=== What the exercise asks ===
Look through the records below and give the number of lines holding the string "RECESO", nothing more.

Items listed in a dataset
★ ★ ★ ★ ★ ★ ★

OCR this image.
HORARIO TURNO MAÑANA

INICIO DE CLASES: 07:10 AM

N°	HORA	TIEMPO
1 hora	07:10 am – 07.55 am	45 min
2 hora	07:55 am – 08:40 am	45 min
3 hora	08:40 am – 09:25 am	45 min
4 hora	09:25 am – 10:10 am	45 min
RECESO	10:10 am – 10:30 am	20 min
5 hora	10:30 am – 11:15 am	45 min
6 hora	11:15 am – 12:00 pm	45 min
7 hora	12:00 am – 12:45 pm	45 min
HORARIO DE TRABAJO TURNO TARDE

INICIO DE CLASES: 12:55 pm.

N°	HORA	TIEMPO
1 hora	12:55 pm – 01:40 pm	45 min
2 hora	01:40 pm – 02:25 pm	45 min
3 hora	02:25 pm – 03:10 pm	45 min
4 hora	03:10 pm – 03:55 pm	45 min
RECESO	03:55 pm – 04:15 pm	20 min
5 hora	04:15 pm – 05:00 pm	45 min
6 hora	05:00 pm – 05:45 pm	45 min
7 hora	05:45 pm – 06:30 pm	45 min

★ ★ ★ ★ ★ ★ ★

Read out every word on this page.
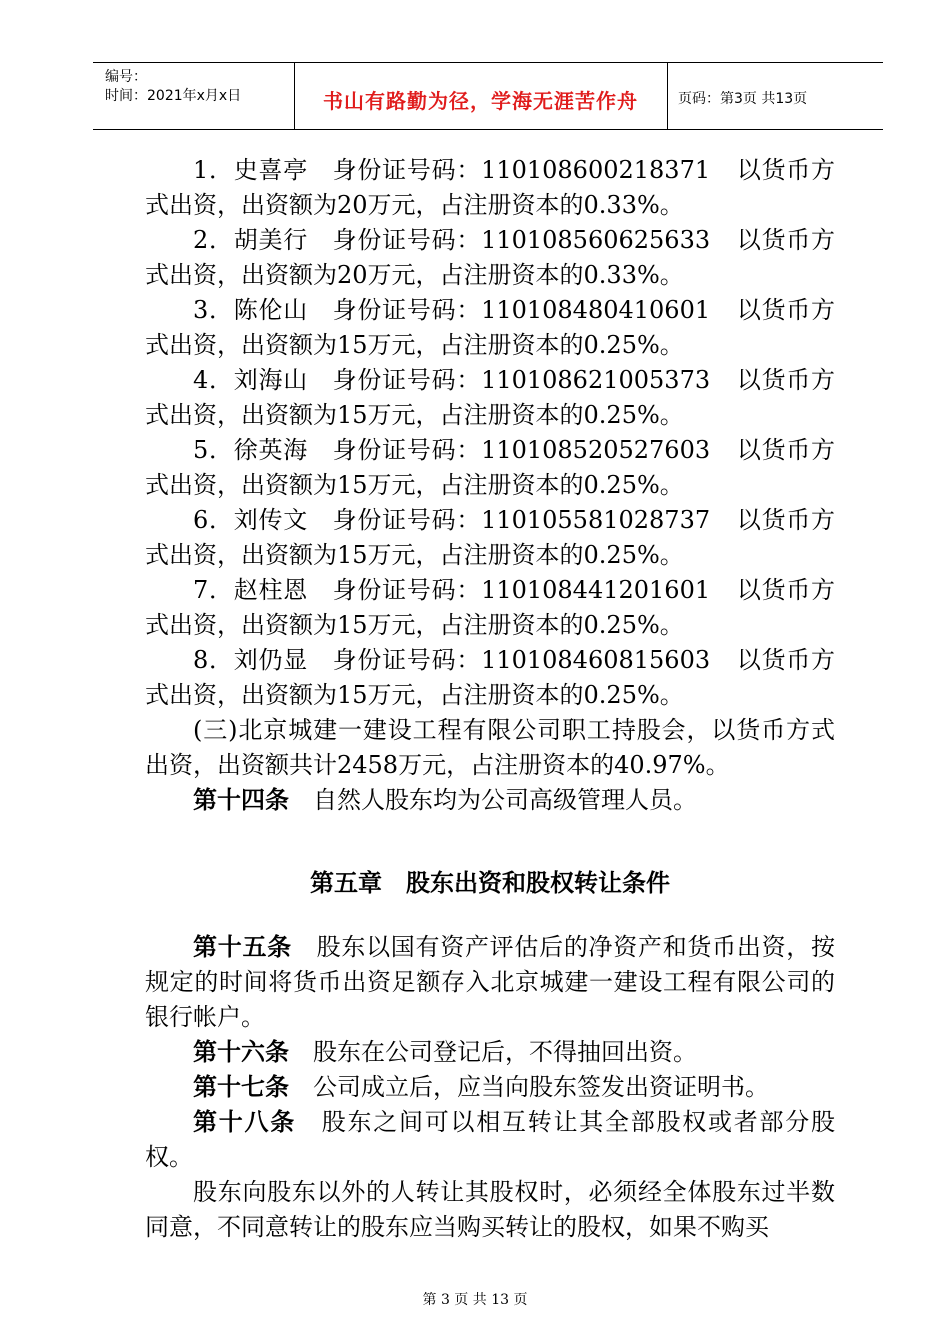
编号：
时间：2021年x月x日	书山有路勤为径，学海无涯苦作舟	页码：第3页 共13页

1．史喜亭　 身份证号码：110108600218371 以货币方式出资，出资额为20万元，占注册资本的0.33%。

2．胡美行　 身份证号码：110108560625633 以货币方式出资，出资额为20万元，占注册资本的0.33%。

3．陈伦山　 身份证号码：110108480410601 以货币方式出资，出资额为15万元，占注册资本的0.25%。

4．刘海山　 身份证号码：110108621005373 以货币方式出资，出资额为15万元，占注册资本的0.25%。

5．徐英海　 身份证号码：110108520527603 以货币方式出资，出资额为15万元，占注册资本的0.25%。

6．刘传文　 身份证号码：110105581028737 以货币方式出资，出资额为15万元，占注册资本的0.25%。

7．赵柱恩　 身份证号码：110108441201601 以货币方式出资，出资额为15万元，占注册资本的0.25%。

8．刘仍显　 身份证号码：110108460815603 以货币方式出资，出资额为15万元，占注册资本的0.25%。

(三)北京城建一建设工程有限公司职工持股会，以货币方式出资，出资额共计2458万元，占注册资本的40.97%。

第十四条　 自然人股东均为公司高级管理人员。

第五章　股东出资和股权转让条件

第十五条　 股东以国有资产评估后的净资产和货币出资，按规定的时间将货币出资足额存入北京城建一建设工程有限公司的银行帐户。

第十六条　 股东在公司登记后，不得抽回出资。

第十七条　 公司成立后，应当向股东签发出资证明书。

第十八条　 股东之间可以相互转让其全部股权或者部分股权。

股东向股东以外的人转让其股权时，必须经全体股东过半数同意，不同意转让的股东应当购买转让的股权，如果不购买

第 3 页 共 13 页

★ ★ ★ ★ ★ ★ ★

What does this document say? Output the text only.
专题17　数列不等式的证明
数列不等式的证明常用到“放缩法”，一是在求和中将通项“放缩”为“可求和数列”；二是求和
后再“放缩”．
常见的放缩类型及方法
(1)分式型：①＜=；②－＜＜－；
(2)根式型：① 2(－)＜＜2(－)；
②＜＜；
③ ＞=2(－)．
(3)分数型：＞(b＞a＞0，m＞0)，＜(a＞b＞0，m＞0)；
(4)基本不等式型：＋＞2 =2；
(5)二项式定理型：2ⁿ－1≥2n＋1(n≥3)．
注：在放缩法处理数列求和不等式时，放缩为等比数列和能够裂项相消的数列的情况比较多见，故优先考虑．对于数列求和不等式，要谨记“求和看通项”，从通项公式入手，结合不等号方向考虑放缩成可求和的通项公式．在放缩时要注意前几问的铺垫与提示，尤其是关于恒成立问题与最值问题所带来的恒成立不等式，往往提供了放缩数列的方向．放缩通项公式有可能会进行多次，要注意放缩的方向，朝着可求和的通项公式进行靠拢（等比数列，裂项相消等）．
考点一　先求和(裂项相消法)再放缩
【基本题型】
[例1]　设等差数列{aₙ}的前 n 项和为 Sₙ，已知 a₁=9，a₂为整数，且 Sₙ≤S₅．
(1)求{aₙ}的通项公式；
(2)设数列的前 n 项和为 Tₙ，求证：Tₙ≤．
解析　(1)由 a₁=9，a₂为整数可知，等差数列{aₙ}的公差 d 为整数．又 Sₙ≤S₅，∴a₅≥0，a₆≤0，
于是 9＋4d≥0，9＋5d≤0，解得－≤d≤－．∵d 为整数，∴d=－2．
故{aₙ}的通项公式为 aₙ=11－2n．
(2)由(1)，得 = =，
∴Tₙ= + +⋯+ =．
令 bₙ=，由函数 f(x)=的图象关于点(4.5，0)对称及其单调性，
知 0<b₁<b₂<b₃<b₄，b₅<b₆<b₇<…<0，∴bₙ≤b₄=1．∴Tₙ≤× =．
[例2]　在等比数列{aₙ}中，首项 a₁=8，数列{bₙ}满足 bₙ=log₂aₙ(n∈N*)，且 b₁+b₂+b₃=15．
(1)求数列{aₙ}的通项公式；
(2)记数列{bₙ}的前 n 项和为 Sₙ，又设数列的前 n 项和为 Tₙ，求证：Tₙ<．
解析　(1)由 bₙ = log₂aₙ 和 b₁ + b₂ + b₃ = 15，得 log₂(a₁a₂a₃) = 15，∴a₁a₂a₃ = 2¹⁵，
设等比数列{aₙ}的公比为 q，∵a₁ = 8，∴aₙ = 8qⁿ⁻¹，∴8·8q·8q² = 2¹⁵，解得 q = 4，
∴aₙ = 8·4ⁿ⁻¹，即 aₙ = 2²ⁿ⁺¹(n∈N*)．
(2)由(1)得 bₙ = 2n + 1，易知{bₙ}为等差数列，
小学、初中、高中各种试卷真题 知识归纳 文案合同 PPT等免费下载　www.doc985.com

★ ★ ★ ★ ★ ★ ★

=== Result for this task ===
2